WHAT TO PRODUCE :: Scan the data for "name" and copy the lines it appears in.

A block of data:
────────────────
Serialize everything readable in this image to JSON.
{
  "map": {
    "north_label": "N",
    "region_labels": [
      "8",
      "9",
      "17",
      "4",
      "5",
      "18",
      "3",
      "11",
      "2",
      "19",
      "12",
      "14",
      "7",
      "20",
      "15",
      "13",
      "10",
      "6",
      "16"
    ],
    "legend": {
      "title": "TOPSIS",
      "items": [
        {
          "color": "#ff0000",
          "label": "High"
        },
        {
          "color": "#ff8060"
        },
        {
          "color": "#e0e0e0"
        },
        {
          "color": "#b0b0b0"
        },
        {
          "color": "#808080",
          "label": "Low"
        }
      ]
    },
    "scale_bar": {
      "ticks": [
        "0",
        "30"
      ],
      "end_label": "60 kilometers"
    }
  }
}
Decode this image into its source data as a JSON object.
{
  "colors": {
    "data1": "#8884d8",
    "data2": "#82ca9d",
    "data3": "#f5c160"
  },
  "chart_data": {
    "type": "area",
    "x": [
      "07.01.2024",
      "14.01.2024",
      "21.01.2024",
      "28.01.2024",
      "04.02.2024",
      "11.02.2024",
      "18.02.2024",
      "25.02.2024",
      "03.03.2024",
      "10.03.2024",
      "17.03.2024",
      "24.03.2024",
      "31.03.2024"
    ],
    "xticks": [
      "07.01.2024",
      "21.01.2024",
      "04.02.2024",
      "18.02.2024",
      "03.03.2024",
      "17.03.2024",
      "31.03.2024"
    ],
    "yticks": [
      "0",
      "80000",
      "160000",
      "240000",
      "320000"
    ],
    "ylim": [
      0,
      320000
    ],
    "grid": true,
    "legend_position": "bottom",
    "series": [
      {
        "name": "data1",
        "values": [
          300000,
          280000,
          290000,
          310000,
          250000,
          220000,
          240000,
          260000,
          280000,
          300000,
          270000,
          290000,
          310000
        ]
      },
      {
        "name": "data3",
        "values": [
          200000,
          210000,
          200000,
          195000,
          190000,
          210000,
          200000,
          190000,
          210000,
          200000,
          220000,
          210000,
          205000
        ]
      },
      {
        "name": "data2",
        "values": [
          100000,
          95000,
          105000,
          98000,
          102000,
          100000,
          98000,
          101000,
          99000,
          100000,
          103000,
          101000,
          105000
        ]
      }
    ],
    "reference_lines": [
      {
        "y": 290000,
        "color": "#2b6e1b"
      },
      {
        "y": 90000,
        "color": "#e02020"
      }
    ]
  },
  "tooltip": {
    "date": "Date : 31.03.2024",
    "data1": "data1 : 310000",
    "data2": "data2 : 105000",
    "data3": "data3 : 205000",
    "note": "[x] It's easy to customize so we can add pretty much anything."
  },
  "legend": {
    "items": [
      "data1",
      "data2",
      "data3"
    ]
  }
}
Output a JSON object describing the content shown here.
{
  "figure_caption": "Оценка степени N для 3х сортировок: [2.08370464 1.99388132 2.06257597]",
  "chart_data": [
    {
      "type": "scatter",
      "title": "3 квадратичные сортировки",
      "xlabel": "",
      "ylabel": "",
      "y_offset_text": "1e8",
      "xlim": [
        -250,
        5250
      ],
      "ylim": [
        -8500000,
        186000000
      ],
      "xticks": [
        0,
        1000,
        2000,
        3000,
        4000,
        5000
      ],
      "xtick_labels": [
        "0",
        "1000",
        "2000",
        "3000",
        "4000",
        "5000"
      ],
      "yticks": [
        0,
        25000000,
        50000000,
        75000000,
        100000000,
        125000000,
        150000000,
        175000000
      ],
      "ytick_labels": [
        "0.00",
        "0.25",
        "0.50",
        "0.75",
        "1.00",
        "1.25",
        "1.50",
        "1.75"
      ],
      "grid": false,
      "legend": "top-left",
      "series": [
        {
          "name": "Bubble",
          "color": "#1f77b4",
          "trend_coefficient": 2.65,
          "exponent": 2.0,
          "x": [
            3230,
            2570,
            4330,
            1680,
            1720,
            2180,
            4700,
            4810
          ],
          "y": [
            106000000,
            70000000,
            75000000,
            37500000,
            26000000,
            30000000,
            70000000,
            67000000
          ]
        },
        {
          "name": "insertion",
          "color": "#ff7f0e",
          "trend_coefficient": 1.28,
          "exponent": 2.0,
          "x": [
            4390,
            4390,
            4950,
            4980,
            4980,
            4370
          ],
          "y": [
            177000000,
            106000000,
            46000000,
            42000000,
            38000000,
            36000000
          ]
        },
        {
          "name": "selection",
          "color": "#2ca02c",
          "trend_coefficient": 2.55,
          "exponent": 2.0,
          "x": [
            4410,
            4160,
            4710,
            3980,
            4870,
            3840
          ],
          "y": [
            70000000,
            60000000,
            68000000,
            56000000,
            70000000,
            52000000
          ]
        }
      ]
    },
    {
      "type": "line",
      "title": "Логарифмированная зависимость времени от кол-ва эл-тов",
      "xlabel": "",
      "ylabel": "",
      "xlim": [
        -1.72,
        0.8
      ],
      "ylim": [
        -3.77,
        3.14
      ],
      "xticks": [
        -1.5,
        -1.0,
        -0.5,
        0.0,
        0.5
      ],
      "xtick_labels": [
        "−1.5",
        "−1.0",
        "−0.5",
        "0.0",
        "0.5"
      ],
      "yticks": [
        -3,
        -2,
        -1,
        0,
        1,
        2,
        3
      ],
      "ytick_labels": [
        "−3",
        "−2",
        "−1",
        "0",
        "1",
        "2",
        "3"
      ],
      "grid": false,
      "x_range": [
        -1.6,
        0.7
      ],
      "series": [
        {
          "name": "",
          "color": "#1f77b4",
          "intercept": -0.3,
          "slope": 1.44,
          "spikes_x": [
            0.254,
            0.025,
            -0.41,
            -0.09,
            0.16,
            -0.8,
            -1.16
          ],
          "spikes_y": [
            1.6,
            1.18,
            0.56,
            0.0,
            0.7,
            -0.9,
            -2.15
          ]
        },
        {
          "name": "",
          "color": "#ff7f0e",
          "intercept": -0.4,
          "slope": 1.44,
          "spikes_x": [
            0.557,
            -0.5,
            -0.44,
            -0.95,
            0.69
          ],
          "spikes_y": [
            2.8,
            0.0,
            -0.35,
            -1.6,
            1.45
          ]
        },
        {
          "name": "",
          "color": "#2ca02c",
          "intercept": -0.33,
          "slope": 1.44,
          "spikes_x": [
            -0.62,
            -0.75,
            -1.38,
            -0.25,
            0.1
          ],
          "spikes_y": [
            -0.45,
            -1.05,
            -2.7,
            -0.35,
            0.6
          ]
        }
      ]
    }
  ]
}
────────────────
FULL SOLUTION ::
        "name": "data1",
        "name": "data3",
        "name": "data2",
          "name": "Bubble",
          "name": "insertion",
          "name": "selection",
          "name": "",
          "name": "",
          "name": "",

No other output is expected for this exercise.